◆ **Requirements**:
Every entry that follows needs to be repeated exactly.

◆ **Exercise inputs**:
** BEGIN **

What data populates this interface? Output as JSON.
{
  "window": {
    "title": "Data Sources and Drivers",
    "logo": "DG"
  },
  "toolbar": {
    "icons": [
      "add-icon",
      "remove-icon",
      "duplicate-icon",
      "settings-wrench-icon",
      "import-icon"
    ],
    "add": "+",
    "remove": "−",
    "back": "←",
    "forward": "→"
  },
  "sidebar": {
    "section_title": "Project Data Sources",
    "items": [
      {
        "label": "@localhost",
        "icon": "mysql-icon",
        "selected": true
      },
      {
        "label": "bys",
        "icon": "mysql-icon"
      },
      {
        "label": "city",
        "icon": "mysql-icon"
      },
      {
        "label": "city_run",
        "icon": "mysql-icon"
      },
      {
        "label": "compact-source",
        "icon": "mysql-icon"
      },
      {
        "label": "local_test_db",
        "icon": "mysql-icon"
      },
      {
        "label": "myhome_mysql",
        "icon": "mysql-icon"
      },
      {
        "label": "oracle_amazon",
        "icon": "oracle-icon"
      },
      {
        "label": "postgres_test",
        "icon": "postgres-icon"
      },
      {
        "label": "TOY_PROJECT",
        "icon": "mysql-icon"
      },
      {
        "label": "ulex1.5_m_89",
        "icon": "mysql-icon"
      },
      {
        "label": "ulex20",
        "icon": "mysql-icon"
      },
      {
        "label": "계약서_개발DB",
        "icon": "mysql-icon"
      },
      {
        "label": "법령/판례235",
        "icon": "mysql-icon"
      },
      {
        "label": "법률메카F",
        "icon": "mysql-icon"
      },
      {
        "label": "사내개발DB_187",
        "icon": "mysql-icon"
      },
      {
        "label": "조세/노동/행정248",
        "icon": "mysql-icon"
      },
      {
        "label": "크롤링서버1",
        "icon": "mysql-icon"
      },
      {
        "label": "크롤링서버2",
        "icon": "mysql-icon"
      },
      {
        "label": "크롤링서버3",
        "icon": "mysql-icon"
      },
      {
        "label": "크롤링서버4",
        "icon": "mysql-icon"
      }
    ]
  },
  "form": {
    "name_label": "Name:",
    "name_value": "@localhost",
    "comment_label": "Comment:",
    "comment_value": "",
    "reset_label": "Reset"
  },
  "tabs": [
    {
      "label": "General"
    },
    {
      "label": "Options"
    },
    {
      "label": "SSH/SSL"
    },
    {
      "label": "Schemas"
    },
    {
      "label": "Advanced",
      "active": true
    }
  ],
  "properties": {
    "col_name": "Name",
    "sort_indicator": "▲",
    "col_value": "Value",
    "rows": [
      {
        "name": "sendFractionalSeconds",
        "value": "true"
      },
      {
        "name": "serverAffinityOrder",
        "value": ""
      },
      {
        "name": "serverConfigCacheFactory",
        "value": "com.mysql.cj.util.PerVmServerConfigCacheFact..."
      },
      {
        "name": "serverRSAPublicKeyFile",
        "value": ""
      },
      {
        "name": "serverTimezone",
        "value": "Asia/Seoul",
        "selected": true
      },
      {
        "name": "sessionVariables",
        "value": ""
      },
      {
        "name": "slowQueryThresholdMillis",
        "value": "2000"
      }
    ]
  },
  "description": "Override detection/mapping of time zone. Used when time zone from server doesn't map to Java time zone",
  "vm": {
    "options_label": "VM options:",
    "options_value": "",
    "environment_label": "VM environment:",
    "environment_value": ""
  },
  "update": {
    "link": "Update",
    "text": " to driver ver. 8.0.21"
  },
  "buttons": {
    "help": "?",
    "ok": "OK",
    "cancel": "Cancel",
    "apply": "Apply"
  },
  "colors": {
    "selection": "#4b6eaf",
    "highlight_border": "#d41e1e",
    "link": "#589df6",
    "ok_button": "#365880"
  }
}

** END **

◆ **Result for this task**:
What data populates this interface? Output as JSON.
{
  "window": {
    "title": "Data Sources and Drivers",
    "logo": "DG"
  },
  "toolbar": {
    "icons": [
      "add-icon",
      "remove-icon",
      "duplicate-icon",
      "settings-wrench-icon",
      "import-icon"
    ],
    "add": "+",
    "remove": "−",
    "back": "←",
    "forward": "→"
  },
  "sidebar": {
    "section_title": "Project Data Sources",
    "items": [
      {
        "label": "@localhost",
        "icon": "mysql-icon",
        "selected": true
      },
      {
        "label": "bys",
        "icon": "mysql-icon"
      },
      {
        "label": "city",
        "icon": "mysql-icon"
      },
      {
        "label": "city_run",
        "icon": "mysql-icon"
      },
      {
        "label": "compact-source",
        "icon": "mysql-icon"
      },
      {
        "label": "local_test_db",
        "icon": "mysql-icon"
      },
      {
        "label": "myhome_mysql",
        "icon": "mysql-icon"
      },
      {
        "label": "oracle_amazon",
        "icon": "oracle-icon"
      },
      {
        "label": "postgres_test",
        "icon": "postgres-icon"
      },
      {
        "label": "TOY_PROJECT",
        "icon": "mysql-icon"
      },
      {
        "label": "ulex1.5_m_89",
        "icon": "mysql-icon"
      },
      {
        "label": "ulex20",
        "icon": "mysql-icon"
      },
      {
        "label": "계약서_개발DB",
        "icon": "mysql-icon"
      },
      {
        "label": "법령/판례235",
        "icon": "mysql-icon"
      },
      {
        "label": "법률메카F",
        "icon": "mysql-icon"
      },
      {
        "label": "사내개발DB_187",
        "icon": "mysql-icon"
      },
      {
        "label": "조세/노동/행정248",
        "icon": "mysql-icon"
      },
      {
        "label": "크롤링서버1",
        "icon": "mysql-icon"
      },
      {
        "label": "크롤링서버2",
        "icon": "mysql-icon"
      },
      {
        "label": "크롤링서버3",
        "icon": "mysql-icon"
      },
      {
        "label": "크롤링서버4",
        "icon": "mysql-icon"
      }
    ]
  },
  "form": {
    "name_label": "Name:",
    "name_value": "@localhost",
    "comment_label": "Comment:",
    "comment_value": "",
    "reset_label": "Reset"
  },
  "tabs": [
    {
      "label": "General"
    },
    {
      "label": "Options"
    },
    {
      "label": "SSH/SSL"
    },
    {
      "label": "Schemas"
    },
    {
      "label": "Advanced",
      "active": true
    }
  ],
  "properties": {
    "col_name": "Name",
    "sort_indicator": "▲",
    "col_value": "Value",
    "rows": [
      {
        "name": "sendFractionalSeconds",
        "value": "true"
      },
      {
        "name": "serverAffinityOrder",
        "value": ""
      },
      {
        "name": "serverConfigCacheFactory",
        "value": "com.mysql.cj.util.PerVmServerConfigCacheFact..."
      },
      {
        "name": "serverRSAPublicKeyFile",
        "value": ""
      },
      {
        "name": "serverTimezone",
        "value": "Asia/Seoul",
        "selected": true
      },
      {
        "name": "sessionVariables",
        "value": ""
      },
      {
        "name": "slowQueryThresholdMillis",
        "value": "2000"
      }
    ]
  },
  "description": "Override detection/mapping of time zone. Used when time zone from server doesn't map to Java time zone",
  "vm": {
    "options_label": "VM options:",
    "options_value": "",
    "environment_label": "VM environment:",
    "environment_value": ""
  },
  "update": {
    "link": "Update",
    "text": " to driver ver. 8.0.21"
  },
  "buttons": {
    "help": "?",
    "ok": "OK",
    "cancel": "Cancel",
    "apply": "Apply"
  },
  "colors": {
    "selection": "#4b6eaf",
    "highlight_border": "#d41e1e",
    "link": "#589df6",
    "ok_button": "#365880"
  }
}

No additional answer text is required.